[TASK GOAL]:
Go through the material below and report how many lines contain "name". Give only the number.
____ RECORDS SHOWN
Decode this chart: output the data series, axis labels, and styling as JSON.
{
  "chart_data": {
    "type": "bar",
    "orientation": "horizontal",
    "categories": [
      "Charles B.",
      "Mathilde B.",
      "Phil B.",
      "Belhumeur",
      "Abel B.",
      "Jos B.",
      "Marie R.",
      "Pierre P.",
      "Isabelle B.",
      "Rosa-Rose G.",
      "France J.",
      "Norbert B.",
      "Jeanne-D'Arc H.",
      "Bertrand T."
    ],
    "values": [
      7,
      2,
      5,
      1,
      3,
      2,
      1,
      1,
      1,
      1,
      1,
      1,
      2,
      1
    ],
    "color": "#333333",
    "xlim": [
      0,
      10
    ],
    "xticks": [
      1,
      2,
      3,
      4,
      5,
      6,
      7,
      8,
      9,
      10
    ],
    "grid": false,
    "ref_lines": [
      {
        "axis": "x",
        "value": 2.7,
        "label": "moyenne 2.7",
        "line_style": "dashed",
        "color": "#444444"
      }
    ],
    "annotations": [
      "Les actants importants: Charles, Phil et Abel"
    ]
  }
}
________
____ RECORDS SHOWN
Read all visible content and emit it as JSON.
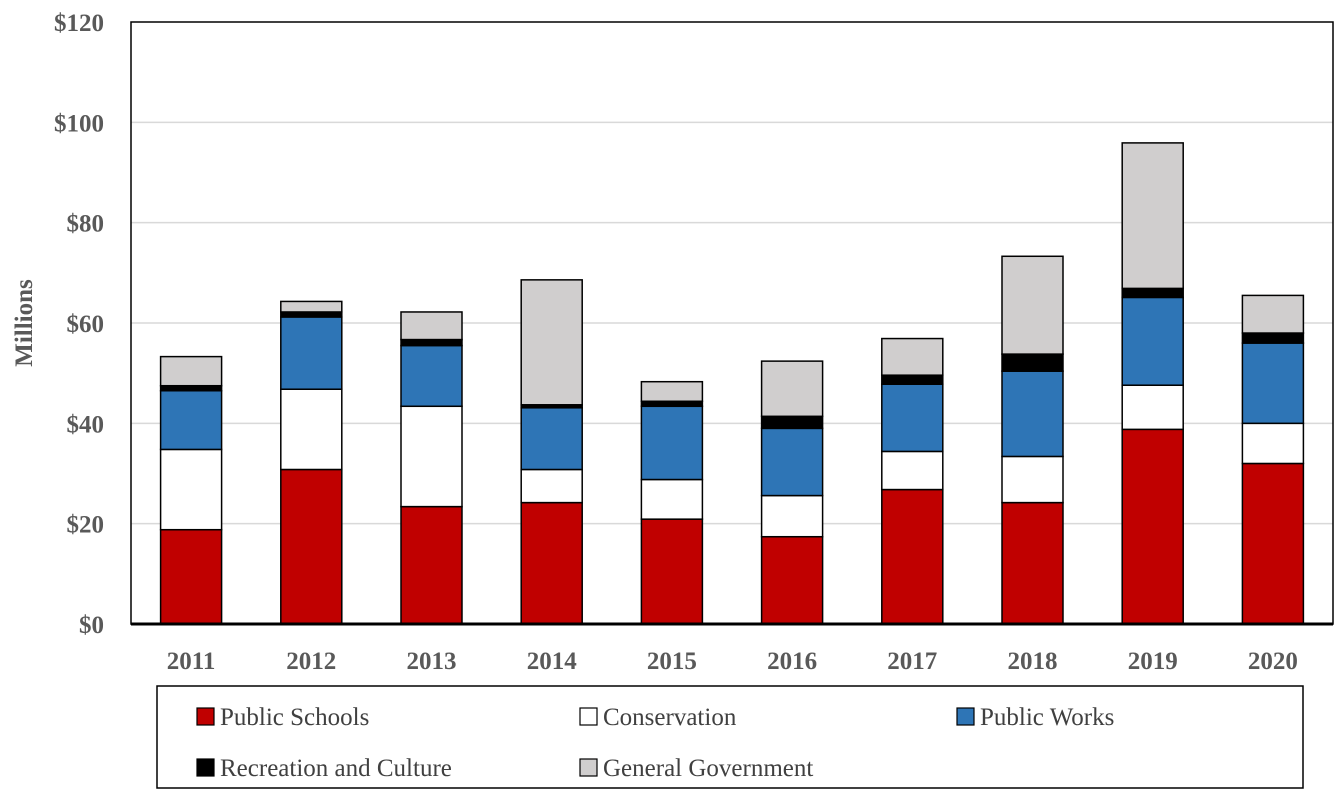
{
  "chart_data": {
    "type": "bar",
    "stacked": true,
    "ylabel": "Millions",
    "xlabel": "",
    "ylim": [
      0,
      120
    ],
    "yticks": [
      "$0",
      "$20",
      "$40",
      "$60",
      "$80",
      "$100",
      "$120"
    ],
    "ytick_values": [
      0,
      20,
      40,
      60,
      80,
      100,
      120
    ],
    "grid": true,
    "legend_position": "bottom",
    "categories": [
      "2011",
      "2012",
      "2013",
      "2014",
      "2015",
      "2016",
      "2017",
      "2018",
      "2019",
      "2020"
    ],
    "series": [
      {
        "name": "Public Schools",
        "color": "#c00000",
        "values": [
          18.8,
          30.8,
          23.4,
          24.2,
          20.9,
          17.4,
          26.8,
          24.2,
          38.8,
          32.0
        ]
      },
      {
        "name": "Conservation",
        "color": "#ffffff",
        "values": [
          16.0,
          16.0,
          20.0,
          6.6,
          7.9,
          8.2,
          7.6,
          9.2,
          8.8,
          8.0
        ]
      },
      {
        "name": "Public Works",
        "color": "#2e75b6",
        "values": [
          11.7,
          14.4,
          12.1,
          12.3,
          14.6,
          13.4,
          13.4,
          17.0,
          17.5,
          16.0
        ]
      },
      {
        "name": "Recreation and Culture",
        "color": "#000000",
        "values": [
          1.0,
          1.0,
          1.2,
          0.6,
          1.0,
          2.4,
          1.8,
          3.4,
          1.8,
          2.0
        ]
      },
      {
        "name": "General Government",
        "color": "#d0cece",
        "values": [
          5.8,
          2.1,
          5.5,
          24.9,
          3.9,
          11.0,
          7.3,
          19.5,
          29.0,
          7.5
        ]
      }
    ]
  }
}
________
[SOLUTION TO THE PROBLEM]:
5